↓
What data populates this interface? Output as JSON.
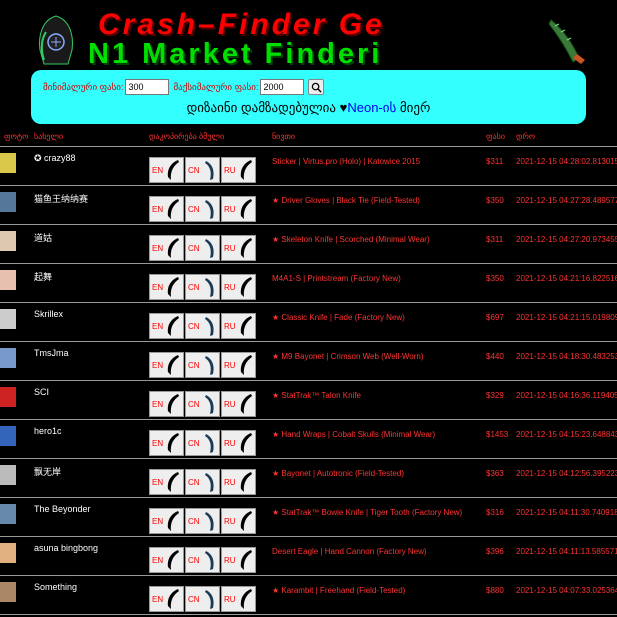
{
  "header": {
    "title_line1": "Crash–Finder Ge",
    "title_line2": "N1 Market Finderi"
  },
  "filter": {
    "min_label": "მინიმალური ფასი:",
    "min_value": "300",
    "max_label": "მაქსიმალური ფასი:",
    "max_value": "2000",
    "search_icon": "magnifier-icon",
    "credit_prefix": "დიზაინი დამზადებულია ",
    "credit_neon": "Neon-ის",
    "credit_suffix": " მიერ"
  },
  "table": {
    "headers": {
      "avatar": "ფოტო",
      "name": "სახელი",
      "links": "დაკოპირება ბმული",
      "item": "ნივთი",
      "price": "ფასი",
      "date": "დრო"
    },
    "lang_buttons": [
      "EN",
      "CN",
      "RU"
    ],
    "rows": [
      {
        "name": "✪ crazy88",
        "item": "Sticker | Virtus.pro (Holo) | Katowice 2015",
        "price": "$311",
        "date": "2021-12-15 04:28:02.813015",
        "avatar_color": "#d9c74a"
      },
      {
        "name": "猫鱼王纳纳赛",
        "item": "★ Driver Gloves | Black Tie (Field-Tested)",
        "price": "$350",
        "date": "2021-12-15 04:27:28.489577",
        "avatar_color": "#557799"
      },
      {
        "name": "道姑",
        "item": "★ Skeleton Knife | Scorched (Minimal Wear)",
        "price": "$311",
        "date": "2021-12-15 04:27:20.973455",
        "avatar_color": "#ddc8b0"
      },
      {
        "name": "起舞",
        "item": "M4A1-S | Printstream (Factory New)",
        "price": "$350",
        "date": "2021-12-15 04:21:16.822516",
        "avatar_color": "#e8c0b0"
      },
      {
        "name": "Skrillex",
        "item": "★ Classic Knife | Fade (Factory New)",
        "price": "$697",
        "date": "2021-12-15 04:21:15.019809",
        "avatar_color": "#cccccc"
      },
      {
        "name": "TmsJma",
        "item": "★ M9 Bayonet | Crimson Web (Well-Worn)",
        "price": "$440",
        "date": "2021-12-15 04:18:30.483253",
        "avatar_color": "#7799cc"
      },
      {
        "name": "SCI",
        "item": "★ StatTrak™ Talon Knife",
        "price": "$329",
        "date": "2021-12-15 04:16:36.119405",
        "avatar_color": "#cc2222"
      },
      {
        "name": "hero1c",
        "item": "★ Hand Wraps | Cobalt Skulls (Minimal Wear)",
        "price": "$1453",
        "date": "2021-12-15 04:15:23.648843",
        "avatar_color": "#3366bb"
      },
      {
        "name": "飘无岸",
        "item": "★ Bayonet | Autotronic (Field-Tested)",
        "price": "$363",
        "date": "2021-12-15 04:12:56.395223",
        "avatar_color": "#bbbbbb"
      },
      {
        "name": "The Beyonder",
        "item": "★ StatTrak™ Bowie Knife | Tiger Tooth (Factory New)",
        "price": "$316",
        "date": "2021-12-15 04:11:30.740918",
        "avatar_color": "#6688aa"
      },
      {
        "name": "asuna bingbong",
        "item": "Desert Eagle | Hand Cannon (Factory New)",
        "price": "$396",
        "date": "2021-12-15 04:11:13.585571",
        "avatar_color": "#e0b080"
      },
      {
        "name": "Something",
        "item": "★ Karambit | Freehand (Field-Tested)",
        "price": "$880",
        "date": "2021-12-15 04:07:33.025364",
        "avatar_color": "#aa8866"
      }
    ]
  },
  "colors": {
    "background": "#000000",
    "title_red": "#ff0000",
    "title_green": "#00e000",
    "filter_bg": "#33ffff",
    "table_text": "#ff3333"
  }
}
↑
↓
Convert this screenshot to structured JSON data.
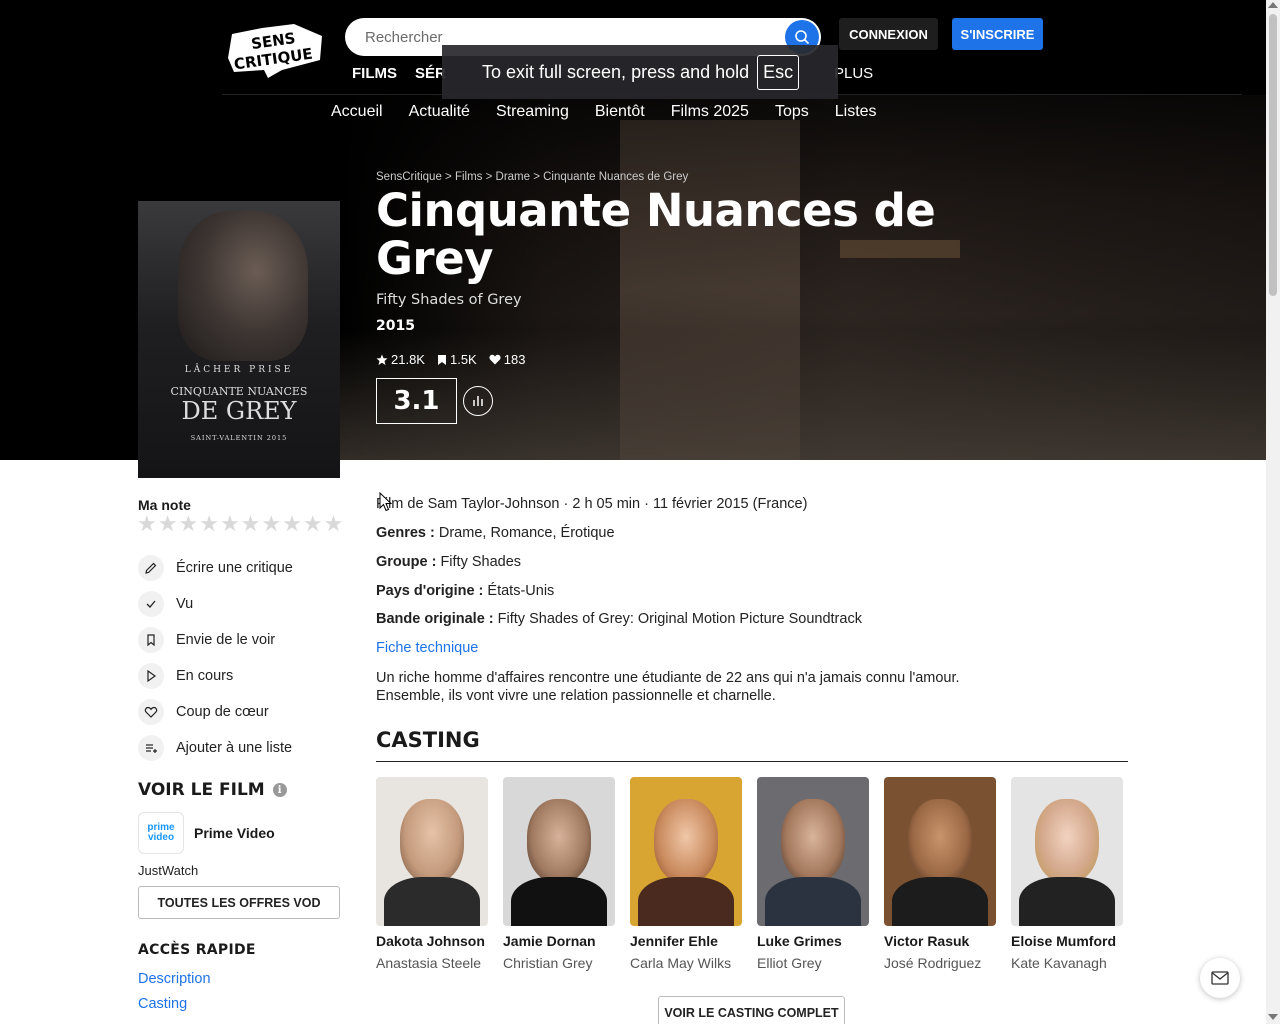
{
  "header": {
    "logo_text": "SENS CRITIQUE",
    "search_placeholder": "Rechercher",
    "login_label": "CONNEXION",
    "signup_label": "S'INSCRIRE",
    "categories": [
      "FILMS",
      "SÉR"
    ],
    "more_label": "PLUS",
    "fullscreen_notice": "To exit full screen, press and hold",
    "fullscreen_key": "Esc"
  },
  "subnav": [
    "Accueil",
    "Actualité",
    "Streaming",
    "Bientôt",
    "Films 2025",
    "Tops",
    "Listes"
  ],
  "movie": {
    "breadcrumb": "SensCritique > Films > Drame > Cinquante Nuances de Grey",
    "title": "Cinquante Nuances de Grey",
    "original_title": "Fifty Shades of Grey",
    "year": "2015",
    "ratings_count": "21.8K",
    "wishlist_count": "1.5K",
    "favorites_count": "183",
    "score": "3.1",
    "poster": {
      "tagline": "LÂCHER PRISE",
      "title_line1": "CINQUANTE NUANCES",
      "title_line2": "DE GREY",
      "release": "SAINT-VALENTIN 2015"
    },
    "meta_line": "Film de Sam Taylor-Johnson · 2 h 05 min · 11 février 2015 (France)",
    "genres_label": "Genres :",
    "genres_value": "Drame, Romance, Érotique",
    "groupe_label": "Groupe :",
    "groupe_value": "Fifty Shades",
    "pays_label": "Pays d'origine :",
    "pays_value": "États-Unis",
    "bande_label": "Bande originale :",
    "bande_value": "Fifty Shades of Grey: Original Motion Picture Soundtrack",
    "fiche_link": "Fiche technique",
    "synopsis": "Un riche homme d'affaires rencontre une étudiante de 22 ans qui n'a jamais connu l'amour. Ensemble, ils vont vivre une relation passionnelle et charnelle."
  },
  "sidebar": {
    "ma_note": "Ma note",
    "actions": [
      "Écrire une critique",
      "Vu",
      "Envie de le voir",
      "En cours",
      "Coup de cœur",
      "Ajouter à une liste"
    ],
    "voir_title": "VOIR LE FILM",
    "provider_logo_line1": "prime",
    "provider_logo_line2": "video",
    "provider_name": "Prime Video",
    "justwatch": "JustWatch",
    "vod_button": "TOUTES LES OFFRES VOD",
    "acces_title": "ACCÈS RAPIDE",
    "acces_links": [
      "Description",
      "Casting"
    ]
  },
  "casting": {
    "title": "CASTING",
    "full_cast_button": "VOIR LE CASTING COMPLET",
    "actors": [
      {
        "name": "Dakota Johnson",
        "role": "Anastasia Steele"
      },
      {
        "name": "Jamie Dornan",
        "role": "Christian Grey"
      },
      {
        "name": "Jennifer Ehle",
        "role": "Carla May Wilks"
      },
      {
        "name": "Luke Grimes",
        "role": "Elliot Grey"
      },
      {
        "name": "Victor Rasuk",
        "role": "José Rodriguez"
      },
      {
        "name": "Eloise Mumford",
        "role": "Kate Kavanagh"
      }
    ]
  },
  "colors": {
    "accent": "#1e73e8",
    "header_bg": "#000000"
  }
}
↑
↓
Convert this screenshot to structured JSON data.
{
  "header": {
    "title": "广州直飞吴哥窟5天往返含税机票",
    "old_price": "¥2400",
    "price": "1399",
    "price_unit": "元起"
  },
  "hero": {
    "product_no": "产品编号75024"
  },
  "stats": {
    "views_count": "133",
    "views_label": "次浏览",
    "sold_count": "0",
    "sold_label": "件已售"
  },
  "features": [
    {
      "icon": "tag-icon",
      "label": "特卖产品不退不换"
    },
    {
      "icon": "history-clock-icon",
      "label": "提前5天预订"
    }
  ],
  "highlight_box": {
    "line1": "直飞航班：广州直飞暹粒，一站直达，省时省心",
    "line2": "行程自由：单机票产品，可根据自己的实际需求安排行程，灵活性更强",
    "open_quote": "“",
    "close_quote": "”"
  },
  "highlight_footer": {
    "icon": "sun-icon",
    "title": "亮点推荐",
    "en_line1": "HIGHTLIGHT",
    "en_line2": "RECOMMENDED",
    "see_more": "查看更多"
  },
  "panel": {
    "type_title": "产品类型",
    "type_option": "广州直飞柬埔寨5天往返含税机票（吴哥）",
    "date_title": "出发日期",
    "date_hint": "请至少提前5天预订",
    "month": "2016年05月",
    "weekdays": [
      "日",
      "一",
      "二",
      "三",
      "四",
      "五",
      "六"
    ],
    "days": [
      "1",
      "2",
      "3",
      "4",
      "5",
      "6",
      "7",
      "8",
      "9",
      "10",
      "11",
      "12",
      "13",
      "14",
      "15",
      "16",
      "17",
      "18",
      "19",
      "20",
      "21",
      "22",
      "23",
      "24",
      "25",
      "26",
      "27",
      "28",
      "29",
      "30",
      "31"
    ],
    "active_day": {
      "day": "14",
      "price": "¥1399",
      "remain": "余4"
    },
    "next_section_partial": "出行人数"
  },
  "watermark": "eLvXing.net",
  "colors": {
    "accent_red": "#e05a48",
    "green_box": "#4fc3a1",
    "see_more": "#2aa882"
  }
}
↑
## What you will do
All lines above containing the string "Knife" are to be collected.

## Solution below
        "item": "★ Skeleton Knife | Scorched (Minimal Wear)",
        "item": "★ Classic Knife | Fade (Factory New)",
        "item": "★ StatTrak™ Talon Knife",
        "item": "★ StatTrak™ Bowie Knife | Tiger Tooth (Factory New)",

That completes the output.